:: WHAT YOU SHOULD DO ::
Below are some entries; can you quote all of them exactly?

:: THE INPUT ::
○ ○ ○ ○ ○ ○ ○
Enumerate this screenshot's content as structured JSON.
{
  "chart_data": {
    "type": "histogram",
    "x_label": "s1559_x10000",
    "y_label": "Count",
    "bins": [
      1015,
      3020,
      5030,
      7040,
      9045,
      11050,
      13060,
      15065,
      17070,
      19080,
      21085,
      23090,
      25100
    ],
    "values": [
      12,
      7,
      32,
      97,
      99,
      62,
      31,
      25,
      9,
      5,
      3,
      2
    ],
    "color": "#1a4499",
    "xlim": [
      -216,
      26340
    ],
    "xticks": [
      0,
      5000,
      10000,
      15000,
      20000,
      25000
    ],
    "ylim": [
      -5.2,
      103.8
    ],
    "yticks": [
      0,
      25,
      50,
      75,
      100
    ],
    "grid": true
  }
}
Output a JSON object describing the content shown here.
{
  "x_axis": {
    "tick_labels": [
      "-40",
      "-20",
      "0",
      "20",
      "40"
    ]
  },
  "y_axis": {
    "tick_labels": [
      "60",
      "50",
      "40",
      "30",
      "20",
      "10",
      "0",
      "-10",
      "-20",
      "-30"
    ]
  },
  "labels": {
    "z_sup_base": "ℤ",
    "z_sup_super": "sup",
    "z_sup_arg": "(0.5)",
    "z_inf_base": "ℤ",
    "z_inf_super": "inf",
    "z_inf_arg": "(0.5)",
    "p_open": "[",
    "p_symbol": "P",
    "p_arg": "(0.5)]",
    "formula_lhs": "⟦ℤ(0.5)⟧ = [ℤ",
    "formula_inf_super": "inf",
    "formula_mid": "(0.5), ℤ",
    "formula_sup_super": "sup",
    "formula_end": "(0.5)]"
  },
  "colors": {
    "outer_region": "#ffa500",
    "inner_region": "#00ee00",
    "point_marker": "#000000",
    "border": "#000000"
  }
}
○ ○ ○ ○ ○ ○ ○
:: FINISHED ANSWER ::
Enumerate this screenshot's content as structured JSON.
{
  "chart_data": {
    "type": "histogram",
    "x_label": "s1559_x10000",
    "y_label": "Count",
    "bins": [
      1015,
      3020,
      5030,
      7040,
      9045,
      11050,
      13060,
      15065,
      17070,
      19080,
      21085,
      23090,
      25100
    ],
    "values": [
      12,
      7,
      32,
      97,
      99,
      62,
      31,
      25,
      9,
      5,
      3,
      2
    ],
    "color": "#1a4499",
    "xlim": [
      -216,
      26340
    ],
    "xticks": [
      0,
      5000,
      10000,
      15000,
      20000,
      25000
    ],
    "ylim": [
      -5.2,
      103.8
    ],
    "yticks": [
      0,
      25,
      50,
      75,
      100
    ],
    "grid": true
  }
}
Output a JSON object describing the content shown here.
{
  "x_axis": {
    "tick_labels": [
      "-40",
      "-20",
      "0",
      "20",
      "40"
    ]
  },
  "y_axis": {
    "tick_labels": [
      "60",
      "50",
      "40",
      "30",
      "20",
      "10",
      "0",
      "-10",
      "-20",
      "-30"
    ]
  },
  "labels": {
    "z_sup_base": "ℤ",
    "z_sup_super": "sup",
    "z_sup_arg": "(0.5)",
    "z_inf_base": "ℤ",
    "z_inf_super": "inf",
    "z_inf_arg": "(0.5)",
    "p_open": "[",
    "p_symbol": "P",
    "p_arg": "(0.5)]",
    "formula_lhs": "⟦ℤ(0.5)⟧ = [ℤ",
    "formula_inf_super": "inf",
    "formula_mid": "(0.5), ℤ",
    "formula_sup_super": "sup",
    "formula_end": "(0.5)]"
  },
  "colors": {
    "outer_region": "#ffa500",
    "inner_region": "#00ee00",
    "point_marker": "#000000",
    "border": "#000000"
  }
}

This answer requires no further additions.